#### Supplied data
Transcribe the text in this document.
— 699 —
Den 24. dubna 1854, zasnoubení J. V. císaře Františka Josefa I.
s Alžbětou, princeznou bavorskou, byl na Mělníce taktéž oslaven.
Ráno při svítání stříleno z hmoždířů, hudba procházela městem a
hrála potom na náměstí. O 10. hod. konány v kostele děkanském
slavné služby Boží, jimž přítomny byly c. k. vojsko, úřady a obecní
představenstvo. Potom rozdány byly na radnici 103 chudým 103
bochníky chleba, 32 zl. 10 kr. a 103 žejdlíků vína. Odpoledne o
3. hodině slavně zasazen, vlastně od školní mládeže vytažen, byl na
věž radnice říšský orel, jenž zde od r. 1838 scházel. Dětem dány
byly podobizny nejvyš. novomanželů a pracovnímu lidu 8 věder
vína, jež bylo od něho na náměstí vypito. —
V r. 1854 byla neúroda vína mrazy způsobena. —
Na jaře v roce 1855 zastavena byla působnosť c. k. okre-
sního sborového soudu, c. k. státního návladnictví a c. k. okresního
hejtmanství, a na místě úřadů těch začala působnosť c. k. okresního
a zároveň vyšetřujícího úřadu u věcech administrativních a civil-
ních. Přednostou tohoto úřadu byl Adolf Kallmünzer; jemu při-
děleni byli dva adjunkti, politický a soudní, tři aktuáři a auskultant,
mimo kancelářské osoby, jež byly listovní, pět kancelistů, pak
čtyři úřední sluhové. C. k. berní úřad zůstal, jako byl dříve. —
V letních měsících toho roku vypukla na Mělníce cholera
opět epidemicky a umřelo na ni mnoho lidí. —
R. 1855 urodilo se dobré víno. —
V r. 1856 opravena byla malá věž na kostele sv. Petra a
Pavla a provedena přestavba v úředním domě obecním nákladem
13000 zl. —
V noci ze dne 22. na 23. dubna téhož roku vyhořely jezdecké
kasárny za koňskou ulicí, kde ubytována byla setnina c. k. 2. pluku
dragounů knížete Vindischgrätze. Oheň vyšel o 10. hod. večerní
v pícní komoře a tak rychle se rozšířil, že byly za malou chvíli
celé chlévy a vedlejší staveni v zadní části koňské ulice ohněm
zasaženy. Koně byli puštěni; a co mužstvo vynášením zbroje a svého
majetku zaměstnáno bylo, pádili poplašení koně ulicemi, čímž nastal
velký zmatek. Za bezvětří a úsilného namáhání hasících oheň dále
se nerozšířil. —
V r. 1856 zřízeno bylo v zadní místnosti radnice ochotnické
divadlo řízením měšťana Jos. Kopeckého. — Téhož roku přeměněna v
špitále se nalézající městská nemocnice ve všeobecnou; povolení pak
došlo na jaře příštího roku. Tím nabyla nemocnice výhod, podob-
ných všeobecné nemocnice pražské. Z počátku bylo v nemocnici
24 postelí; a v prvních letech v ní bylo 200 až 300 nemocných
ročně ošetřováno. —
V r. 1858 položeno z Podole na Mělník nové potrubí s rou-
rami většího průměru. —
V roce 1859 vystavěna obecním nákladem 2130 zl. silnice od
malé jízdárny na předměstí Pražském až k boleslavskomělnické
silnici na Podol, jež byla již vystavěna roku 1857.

#### Exercise task
Only the count is wanted: report how many lines of the material above hold the word "nemocnice".

#### Final result
3